Each line of the material must be repeated precisely, with the pictures left out.
___ Listing ___
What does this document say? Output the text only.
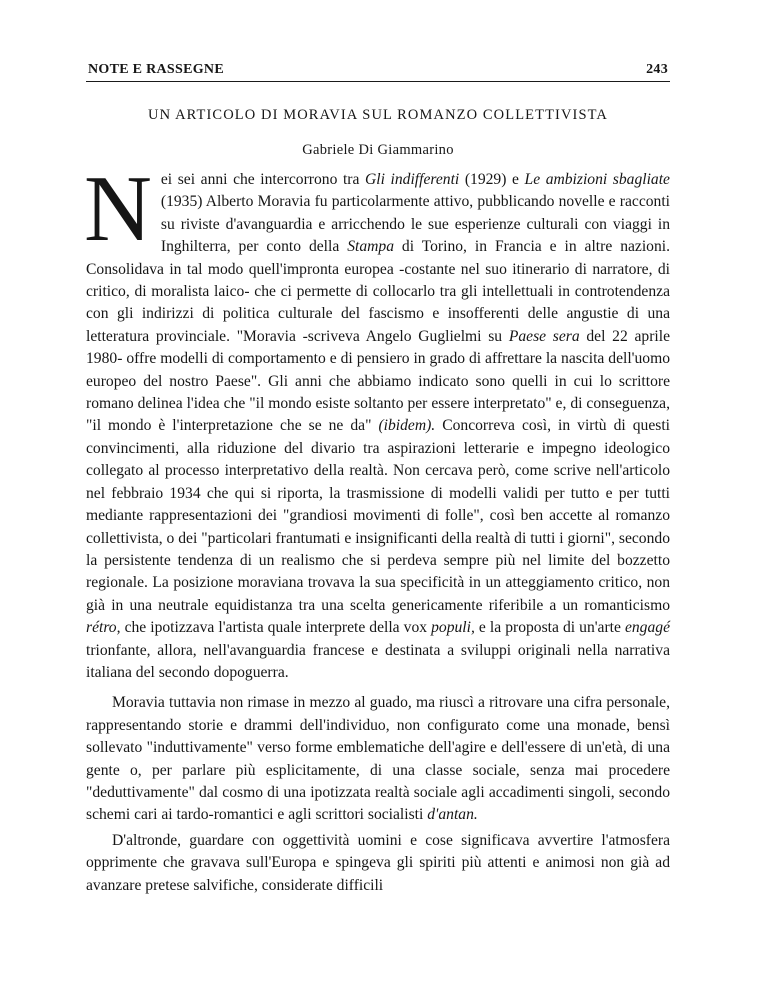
NOTE E RASSEGNE	243
UN ARTICOLO DI MORAVIA SUL ROMANZO COLLETTIVISTA
Gabriele Di Giammarino

Nei sei anni che intercorrono tra Gli indifferenti (1929) e Le ambizioni sbagliate (1935) Alberto Moravia fu particolarmente attivo, pubblicando novelle e racconti su riviste d'avanguardia e arricchendo le sue esperienze culturali con viaggi in Inghilterra, per conto della Stampa di Torino, in Francia e in altre nazioni. Consolidava in tal modo quell'impronta europea -costante nel suo itinerario di narratore, di critico, di moralista laico- che ci permette di collocarlo tra gli intellettuali in controtendenza con gli indirizzi di politica culturale del fascismo e insofferenti delle angustie di una letteratura provinciale. "Moravia -scriveva Angelo Guglielmi su Paese sera del 22 aprile 1980- offre modelli di comportamento e di pensiero in grado di affrettare la nascita dell'uomo europeo del nostro Paese". Gli anni che abbiamo indicato sono quelli in cui lo scrittore romano delinea l'idea che "il mondo esiste soltanto per essere interpretato" e, di conseguenza, "il mondo è l'interpretazione che se ne da" (ibidem). Concorreva così, in virtù di questi convincimenti, alla riduzione del divario tra aspirazioni letterarie e impegno ideologico collegato al processo interpretativo della realtà. Non cercava però, come scrive nell'articolo nel febbraio 1934 che qui si riporta, la trasmissione di modelli validi per tutto e per tutti mediante rappresentazioni dei "grandiosi movimenti di folle", così ben accette al romanzo collettivista, o dei "particolari frantumati e insignificanti della realtà di tutti i giorni", secondo la persistente tendenza di un realismo che si perdeva sempre più nel limite del bozzetto regionale. La posizione moraviana trovava la sua specificità in un atteggiamento critico, non già in una neutrale equidistanza tra una scelta genericamente riferibile a un romanticismo rétro, che ipotizzava l'artista quale interprete della vox populi, e la proposta di un'arte engagé trionfante, allora, nell'avanguardia francese e destinata a sviluppi originali nella narrativa italiana del secondo dopoguerra.

Moravia tuttavia non rimase in mezzo al guado, ma riuscì a ritrovare una cifra personale, rappresentando storie e drammi dell'individuo, non configurato come una monade, bensì sollevato "induttivamente" verso forme emblematiche dell'agire e dell'essere di un'età, di una gente o, per parlare più esplicitamente, di una classe sociale, senza mai procedere "deduttivamente" dal cosmo di una ipotizzata realtà sociale agli accadimenti singoli, secondo schemi cari ai tardo-romantici e agli scrittori socialisti d'antan.

D'altronde, guardare con oggettività uomini e cose significava avvertire l'atmosfera opprimente che gravava sull'Europa e spingeva gli spiriti più attenti e animosi non già ad avanzare pretese salvifiche, considerate difficili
___
**Final result**:
What does this document say? Output the text only.
NOTE E RASSEGNE	243
UN ARTICOLO DI MORAVIA SUL ROMANZO COLLETTIVISTA
Gabriele Di Giammarino

Nei sei anni che intercorrono tra Gli indifferenti (1929) e Le ambizioni sbagliate (1935) Alberto Moravia fu particolarmente attivo, pubblicando novelle e racconti su riviste d'avanguardia e arricchendo le sue esperienze culturali con viaggi in Inghilterra, per conto della Stampa di Torino, in Francia e in altre nazioni. Consolidava in tal modo quell'impronta europea -costante nel suo itinerario di narratore, di critico, di moralista laico- che ci permette di collocarlo tra gli intellettuali in controtendenza con gli indirizzi di politica culturale del fascismo e insofferenti delle angustie di una letteratura provinciale. "Moravia -scriveva Angelo Guglielmi su Paese sera del 22 aprile 1980- offre modelli di comportamento e di pensiero in grado di affrettare la nascita dell'uomo europeo del nostro Paese". Gli anni che abbiamo indicato sono quelli in cui lo scrittore romano delinea l'idea che "il mondo esiste soltanto per essere interpretato" e, di conseguenza, "il mondo è l'interpretazione che se ne da" (ibidem). Concorreva così, in virtù di questi convincimenti, alla riduzione del divario tra aspirazioni letterarie e impegno ideologico collegato al processo interpretativo della realtà. Non cercava però, come scrive nell'articolo nel febbraio 1934 che qui si riporta, la trasmissione di modelli validi per tutto e per tutti mediante rappresentazioni dei "grandiosi movimenti di folle", così ben accette al romanzo collettivista, o dei "particolari frantumati e insignificanti della realtà di tutti i giorni", secondo la persistente tendenza di un realismo che si perdeva sempre più nel limite del bozzetto regionale. La posizione moraviana trovava la sua specificità in un atteggiamento critico, non già in una neutrale equidistanza tra una scelta genericamente riferibile a un romanticismo rétro, che ipotizzava l'artista quale interprete della vox populi, e la proposta di un'arte engagé trionfante, allora, nell'avanguardia francese e destinata a sviluppi originali nella narrativa italiana del secondo dopoguerra.

Moravia tuttavia non rimase in mezzo al guado, ma riuscì a ritrovare una cifra personale, rappresentando storie e drammi dell'individuo, non configurato come una monade, bensì sollevato "induttivamente" verso forme emblematiche dell'agire e dell'essere di un'età, di una gente o, per parlare più esplicitamente, di una classe sociale, senza mai procedere "deduttivamente" dal cosmo di una ipotizzata realtà sociale agli accadimenti singoli, secondo schemi cari ai tardo-romantici e agli scrittori socialisti d'antan.

D'altronde, guardare con oggettività uomini e cose significava avvertire l'atmosfera opprimente che gravava sull'Europa e spingeva gli spiriti più attenti e animosi non già ad avanzare pretese salvifiche, considerate difficili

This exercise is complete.